An exact copy of all the data is required, with pictures left out.

■ Records shown
■ ■ ■ ■ ■ ■ ■

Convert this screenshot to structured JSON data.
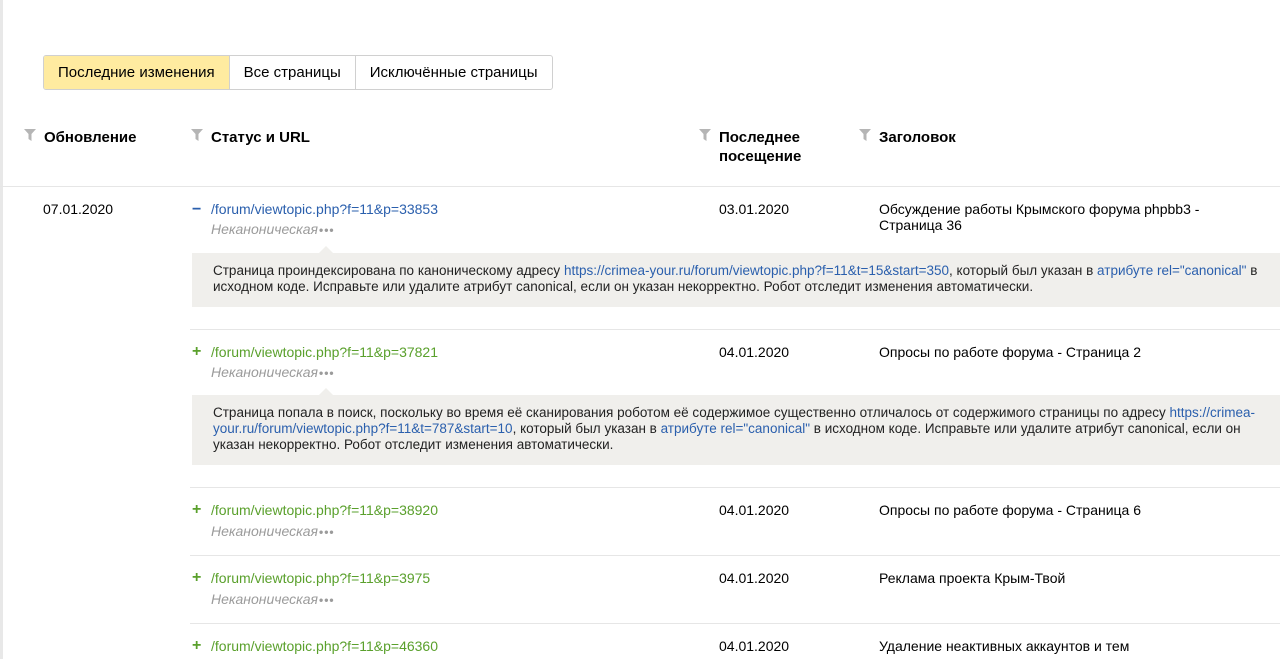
{
  "tabs": [
    "Последние изменения",
    "Все страницы",
    "Исключённые страницы"
  ],
  "columns": {
    "update": "Обновление",
    "status_url": "Статус и URL",
    "last_visit_line1": "Последнее",
    "last_visit_line2": "посещение",
    "title": "Заголовок"
  },
  "group_date": "07.01.2020",
  "rows": [
    {
      "sign": "−",
      "url": "/forum/viewtopic.php?f=11&p=33853",
      "status": "Неканоническая",
      "visit": "03.01.2020",
      "title": "Обсуждение работы Крымского форума phpbb3 - Страница 36",
      "note": {
        "t1": "Страница проиндексирована по каноническому адресу ",
        "link1": "https://crimea-your.ru/forum/viewtopic.php?f=11&t=15&start=350",
        "t2": ", который был указан в ",
        "link2": "атрибуте rel=\"canonical\"",
        "t3": " в исходном коде. Исправьте или удалите атрибут canonical, если он указан некорректно. Робот отследит изменения автоматически."
      }
    },
    {
      "sign": "+",
      "url": "/forum/viewtopic.php?f=11&p=37821",
      "status": "Неканоническая",
      "visit": "04.01.2020",
      "title": "Опросы по работе форума - Страница 2",
      "note": {
        "t1": "Страница попала в поиск, поскольку во время её сканирования роботом её содержимое существенно отличалось от содержимого страницы по адресу ",
        "link1": "https://crimea-your.ru/forum/viewtopic.php?f=11&t=787&start=10",
        "t2": ", который был указан в ",
        "link2": "атрибуте rel=\"canonical\"",
        "t3": " в исходном коде. Исправьте или удалите атрибут canonical, если он указан некорректно. Робот отследит изменения автоматически."
      }
    },
    {
      "sign": "+",
      "url": "/forum/viewtopic.php?f=11&p=38920",
      "status": "Неканоническая",
      "visit": "04.01.2020",
      "title": "Опросы по работе форума - Страница 6"
    },
    {
      "sign": "+",
      "url": "/forum/viewtopic.php?f=11&p=3975",
      "status": "Неканоническая",
      "visit": "04.01.2020",
      "title": "Реклама проекта Крым-Твой"
    },
    {
      "sign": "+",
      "url": "/forum/viewtopic.php?f=11&p=46360",
      "status": "",
      "visit": "04.01.2020",
      "title": "Удаление неактивных аккаунтов и тем"
    }
  ],
  "dots_label": "•••",
  "colors": {
    "tab_active": "#ffeba0",
    "link_blue": "#2a5fad",
    "link_green": "#5aa02c",
    "note_bg": "#f0efec",
    "muted": "#9b9b9b"
  }
}
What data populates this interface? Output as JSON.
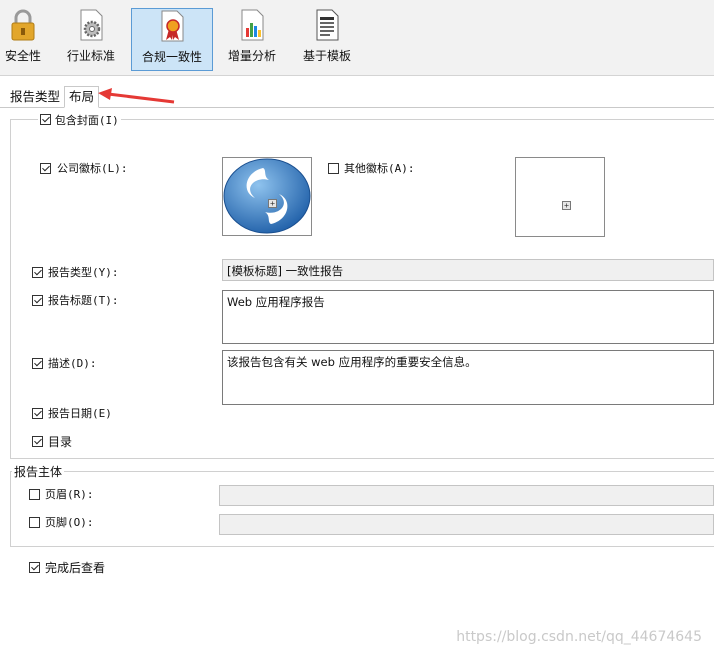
{
  "toolbar": {
    "items": [
      {
        "label": "安全性",
        "icon": "lock-icon"
      },
      {
        "label": "行业标准",
        "icon": "gear-document-icon"
      },
      {
        "label": "合规一致性",
        "icon": "certificate-ribbon-icon",
        "active": true
      },
      {
        "label": "增量分析",
        "icon": "bar-chart-document-icon"
      },
      {
        "label": "基于模板",
        "icon": "template-document-icon"
      }
    ]
  },
  "tabs": [
    "报告类型",
    "布局"
  ],
  "layout": {
    "include_cover": {
      "label": "包含封面(I)",
      "checked": true
    },
    "company_logo": {
      "label": "公司徽标(L):",
      "checked": true,
      "icon": "company-logo-icon"
    },
    "other_logo": {
      "label": "其他徽标(A):",
      "checked": false
    },
    "report_type": {
      "label": "报告类型(Y):",
      "checked": true,
      "value": "[模板标题] 一致性报告"
    },
    "report_title": {
      "label": "报告标题(T):",
      "checked": true,
      "value": "Web 应用程序报告"
    },
    "description": {
      "label": "描述(D):",
      "checked": true,
      "value": "该报告包含有关 web 应用程序的重要安全信息。"
    },
    "report_date": {
      "label": "报告日期(E)",
      "checked": true
    },
    "toc": {
      "label": "目录",
      "checked": true
    }
  },
  "report_body": {
    "title": "报告主体",
    "header": {
      "label": "页眉(R):",
      "checked": false,
      "value": ""
    },
    "footer": {
      "label": "页脚(O):",
      "checked": false,
      "value": ""
    }
  },
  "view_after": {
    "label": "完成后查看",
    "checked": true
  },
  "watermark": "https://blog.csdn.net/qq_44674645",
  "colors": {
    "accent": "#cce4f7",
    "arrow": "#e53935"
  }
}
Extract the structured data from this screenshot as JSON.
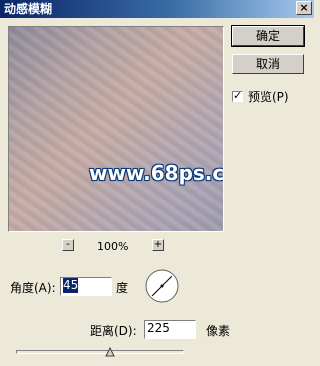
{
  "window": {
    "title": "动感模糊",
    "close_glyph": "×"
  },
  "preview": {
    "watermark": "www.68ps.com"
  },
  "buttons": {
    "ok": "确定",
    "cancel": "取消"
  },
  "preview_toggle": {
    "label": "预览(P)",
    "checked": true,
    "check_glyph": "✓"
  },
  "zoom": {
    "minus": "-",
    "plus": "+",
    "level": "100%"
  },
  "angle": {
    "label": "角度(A):",
    "value": "45",
    "unit": "度"
  },
  "distance": {
    "label": "距离(D):",
    "value": "225",
    "unit": "像素",
    "slider_fraction": 0.56
  },
  "colors": {
    "selection": "#0a246a",
    "watermark_outline": "#0a3a7a",
    "dialog_bg": "#ece9d8"
  }
}
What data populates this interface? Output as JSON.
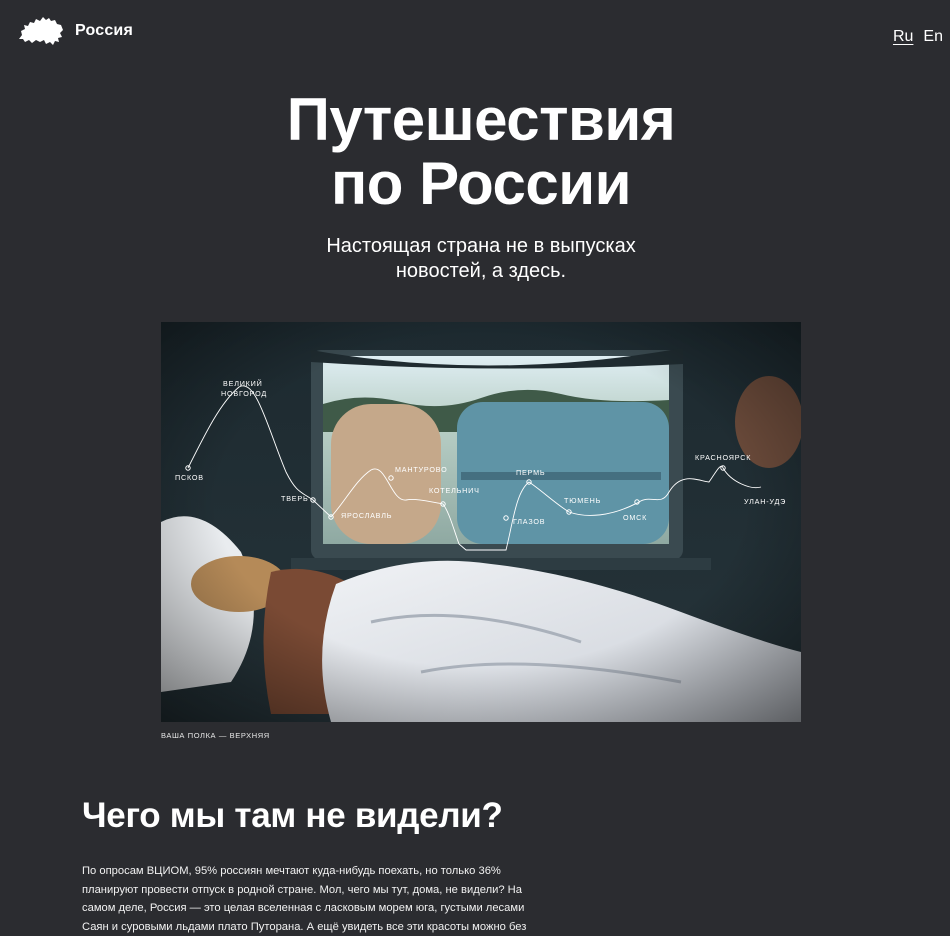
{
  "header": {
    "brand": "Россия",
    "languages": [
      {
        "label": "Ru",
        "active": true
      },
      {
        "label": "En",
        "active": false
      }
    ]
  },
  "hero": {
    "title_line1": "Путешествия",
    "title_line2": "по России",
    "subtitle_line1": "Настоящая страна не в выпусках",
    "subtitle_line2": "новостей, а здесь."
  },
  "photo": {
    "caption": "ваша полка — верхняя",
    "route_cities": [
      "Псков",
      "Великий Новгород",
      "Тверь",
      "Ярославль",
      "Мантурово",
      "Котельнич",
      "Глазов",
      "Пермь",
      "Тюмень",
      "Омск",
      "Красноярск",
      "Улан-Удэ"
    ]
  },
  "section": {
    "title": "Чего мы там не видели?",
    "body": "По опросам ВЦИОМ, 95% россиян мечтают куда-нибудь поехать, но только 36% планируют провести отпуск в родной стране. Мол, чего мы тут, дома, не видели? На самом деле, Россия — это целая вселенная с ласковым морем юга, густыми лесами Саян и суровыми льдами плато Путорана. А ещё увидеть все эти красоты можно без"
  },
  "colors": {
    "background": "#2b2c30",
    "text": "#ffffff"
  }
}
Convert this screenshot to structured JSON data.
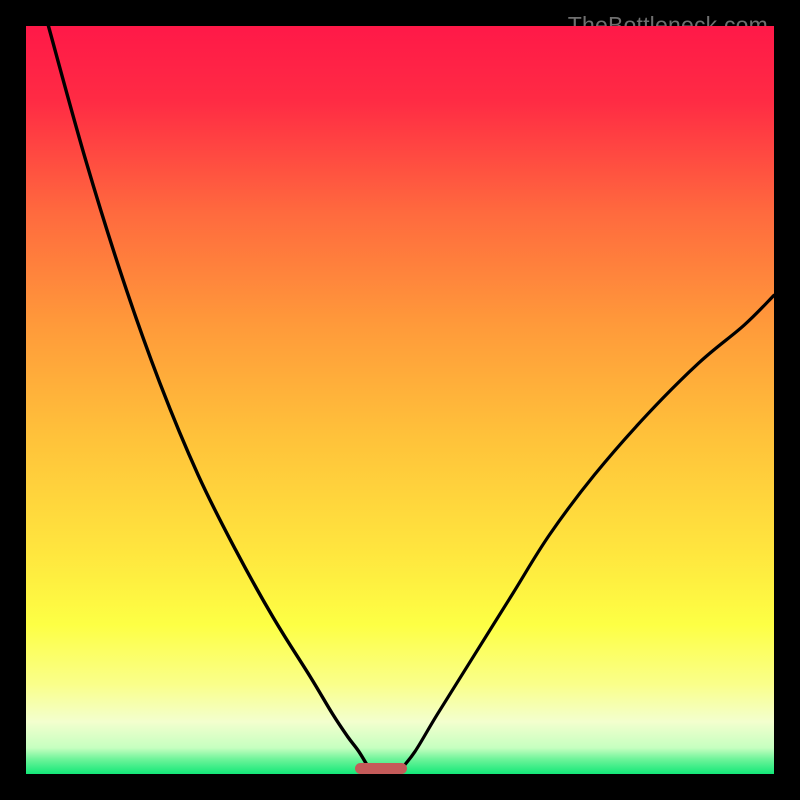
{
  "watermark": "TheBottleneck.com",
  "chart_data": {
    "type": "line",
    "title": "",
    "xlabel": "",
    "ylabel": "",
    "xlim": [
      0,
      100
    ],
    "ylim": [
      0,
      100
    ],
    "grid": false,
    "legend": false,
    "axes_visible": false,
    "background_gradient": [
      "#ff1948",
      "#ff8a3a",
      "#ffd63b",
      "#fcff46",
      "#f6ffcc",
      "#15e87a"
    ],
    "series": [
      {
        "name": "left-branch",
        "x": [
          3,
          8,
          13,
          18,
          23,
          28,
          33,
          38,
          41,
          43,
          44.5,
          46
        ],
        "y": [
          100,
          82,
          66,
          52,
          40,
          30,
          21,
          13,
          8,
          5,
          3,
          0.5
        ]
      },
      {
        "name": "right-branch",
        "x": [
          50,
          52,
          55,
          60,
          65,
          70,
          76,
          83,
          90,
          96,
          100
        ],
        "y": [
          0.5,
          3,
          8,
          16,
          24,
          32,
          40,
          48,
          55,
          60,
          64
        ]
      }
    ],
    "marker": {
      "name": "optimal-zone",
      "x_start": 44,
      "x_end": 51,
      "y": 0,
      "color": "#c45a59"
    }
  }
}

■ ■ ■ ■ ■ ■ ■

■ Completed task
Convert this screenshot to structured JSON data.
{
  "tabs": [
    "Последние изменения",
    "Все страницы",
    "Исключённые страницы"
  ],
  "columns": {
    "update": "Обновление",
    "status_url": "Статус и URL",
    "last_visit_line1": "Последнее",
    "last_visit_line2": "посещение",
    "title": "Заголовок"
  },
  "group_date": "07.01.2020",
  "rows": [
    {
      "sign": "−",
      "url": "/forum/viewtopic.php?f=11&p=33853",
      "status": "Неканоническая",
      "visit": "03.01.2020",
      "title": "Обсуждение работы Крымского форума phpbb3 - Страница 36",
      "note": {
        "t1": "Страница проиндексирована по каноническому адресу ",
        "link1": "https://crimea-your.ru/forum/viewtopic.php?f=11&t=15&start=350",
        "t2": ", который был указан в ",
        "link2": "атрибуте rel=\"canonical\"",
        "t3": " в исходном коде. Исправьте или удалите атрибут canonical, если он указан некорректно. Робот отследит изменения автоматически."
      }
    },
    {
      "sign": "+",
      "url": "/forum/viewtopic.php?f=11&p=37821",
      "status": "Неканоническая",
      "visit": "04.01.2020",
      "title": "Опросы по работе форума - Страница 2",
      "note": {
        "t1": "Страница попала в поиск, поскольку во время её сканирования роботом её содержимое существенно отличалось от содержимого страницы по адресу ",
        "link1": "https://crimea-your.ru/forum/viewtopic.php?f=11&t=787&start=10",
        "t2": ", который был указан в ",
        "link2": "атрибуте rel=\"canonical\"",
        "t3": " в исходном коде. Исправьте или удалите атрибут canonical, если он указан некорректно. Робот отследит изменения автоматически."
      }
    },
    {
      "sign": "+",
      "url": "/forum/viewtopic.php?f=11&p=38920",
      "status": "Неканоническая",
      "visit": "04.01.2020",
      "title": "Опросы по работе форума - Страница 6"
    },
    {
      "sign": "+",
      "url": "/forum/viewtopic.php?f=11&p=3975",
      "status": "Неканоническая",
      "visit": "04.01.2020",
      "title": "Реклама проекта Крым-Твой"
    },
    {
      "sign": "+",
      "url": "/forum/viewtopic.php?f=11&p=46360",
      "status": "",
      "visit": "04.01.2020",
      "title": "Удаление неактивных аккаунтов и тем"
    }
  ],
  "dots_label": "•••",
  "colors": {
    "tab_active": "#ffeba0",
    "link_blue": "#2a5fad",
    "link_green": "#5aa02c",
    "note_bg": "#f0efec",
    "muted": "#9b9b9b"
  }
}
What data populates this interface? Output as JSON.
{
  "toolbar": {
    "items": [
      {
        "label": "安全性",
        "icon": "lock-icon"
      },
      {
        "label": "行业标准",
        "icon": "gear-document-icon"
      },
      {
        "label": "合规一致性",
        "icon": "certificate-ribbon-icon",
        "active": true
      },
      {
        "label": "增量分析",
        "icon": "bar-chart-document-icon"
      },
      {
        "label": "基于模板",
        "icon": "template-document-icon"
      }
    ]
  },
  "tabs": [
    "报告类型",
    "布局"
  ],
  "layout": {
    "include_cover": {
      "label": "包含封面(I)",
      "checked": true
    },
    "company_logo": {
      "label": "公司徽标(L):",
      "checked": true,
      "icon": "company-logo-icon"
    },
    "other_logo": {
      "label": "其他徽标(A):",
      "checked": false
    },
    "report_type": {
      "label": "报告类型(Y):",
      "checked": true,
      "value": "[模板标题] 一致性报告"
    },
    "report_title": {
      "label": "报告标题(T):",
      "checked": true,
      "value": "Web 应用程序报告"
    },
    "description": {
      "label": "描述(D):",
      "checked": true,
      "value": "该报告包含有关 web 应用程序的重要安全信息。"
    },
    "report_date": {
      "label": "报告日期(E)",
      "checked": true
    },
    "toc": {
      "label": "目录",
      "checked": true
    }
  },
  "report_body": {
    "title": "报告主体",
    "header": {
      "label": "页眉(R):",
      "checked": false,
      "value": ""
    },
    "footer": {
      "label": "页脚(O):",
      "checked": false,
      "value": ""
    }
  },
  "view_after": {
    "label": "完成后查看",
    "checked": true
  },
  "watermark": "https://blog.csdn.net/qq_44674645",
  "colors": {
    "accent": "#cce4f7",
    "arrow": "#e53935"
  }
}
Extract the structured data from this screenshot as JSON.
{
  "window": {
    "title": "动感模糊",
    "close_glyph": "×"
  },
  "preview": {
    "watermark": "www.68ps.com"
  },
  "buttons": {
    "ok": "确定",
    "cancel": "取消"
  },
  "preview_toggle": {
    "label": "预览(P)",
    "checked": true,
    "check_glyph": "✓"
  },
  "zoom": {
    "minus": "-",
    "plus": "+",
    "level": "100%"
  },
  "angle": {
    "label": "角度(A):",
    "value": "45",
    "unit": "度"
  },
  "distance": {
    "label": "距离(D):",
    "value": "225",
    "unit": "像素",
    "slider_fraction": 0.56
  },
  "colors": {
    "selection": "#0a246a",
    "watermark_outline": "#0a3a7a",
    "dialog_bg": "#ece9d8"
  }
}
What data populates this interface? Output as JSON.
{
  "header": {
    "brand": "Россия",
    "languages": [
      {
        "label": "Ru",
        "active": true
      },
      {
        "label": "En",
        "active": false
      }
    ]
  },
  "hero": {
    "title_line1": "Путешествия",
    "title_line2": "по России",
    "subtitle_line1": "Настоящая страна не в выпусках",
    "subtitle_line2": "новостей, а здесь."
  },
  "photo": {
    "caption": "ваша полка — верхняя",
    "route_cities": [
      "Псков",
      "Великий Новгород",
      "Тверь",
      "Ярославль",
      "Мантурово",
      "Котельнич",
      "Глазов",
      "Пермь",
      "Тюмень",
      "Омск",
      "Красноярск",
      "Улан-Удэ"
    ]
  },
  "section": {
    "title": "Чего мы там не видели?",
    "body": "По опросам ВЦИОМ, 95% россиян мечтают куда-нибудь поехать, но только 36% планируют провести отпуск в родной стране. Мол, чего мы тут, дома, не видели? На самом деле, Россия — это целая вселенная с ласковым морем юга, густыми лесами Саян и суровыми льдами плато Путорана. А ещё увидеть все эти красоты можно без"
  },
  "colors": {
    "background": "#2b2c30",
    "text": "#ffffff"
  }
}
Convert this screenshot to structured JSON data.
{
  "watermark": "TheBottleneck.com",
  "chart_data": {
    "type": "line",
    "title": "",
    "xlabel": "",
    "ylabel": "",
    "xlim": [
      0,
      100
    ],
    "ylim": [
      0,
      100
    ],
    "grid": false,
    "legend": false,
    "axes_visible": false,
    "background_gradient": [
      "#ff1948",
      "#ff8a3a",
      "#ffd63b",
      "#fcff46",
      "#f6ffcc",
      "#15e87a"
    ],
    "series": [
      {
        "name": "left-branch",
        "x": [
          3,
          8,
          13,
          18,
          23,
          28,
          33,
          38,
          41,
          43,
          44.5,
          46
        ],
        "y": [
          100,
          82,
          66,
          52,
          40,
          30,
          21,
          13,
          8,
          5,
          3,
          0.5
        ]
      },
      {
        "name": "right-branch",
        "x": [
          50,
          52,
          55,
          60,
          65,
          70,
          76,
          83,
          90,
          96,
          100
        ],
        "y": [
          0.5,
          3,
          8,
          16,
          24,
          32,
          40,
          48,
          55,
          60,
          64
        ]
      }
    ],
    "marker": {
      "name": "optimal-zone",
      "x_start": 44,
      "x_end": 51,
      "y": 0,
      "color": "#c45a59"
    }
  }
}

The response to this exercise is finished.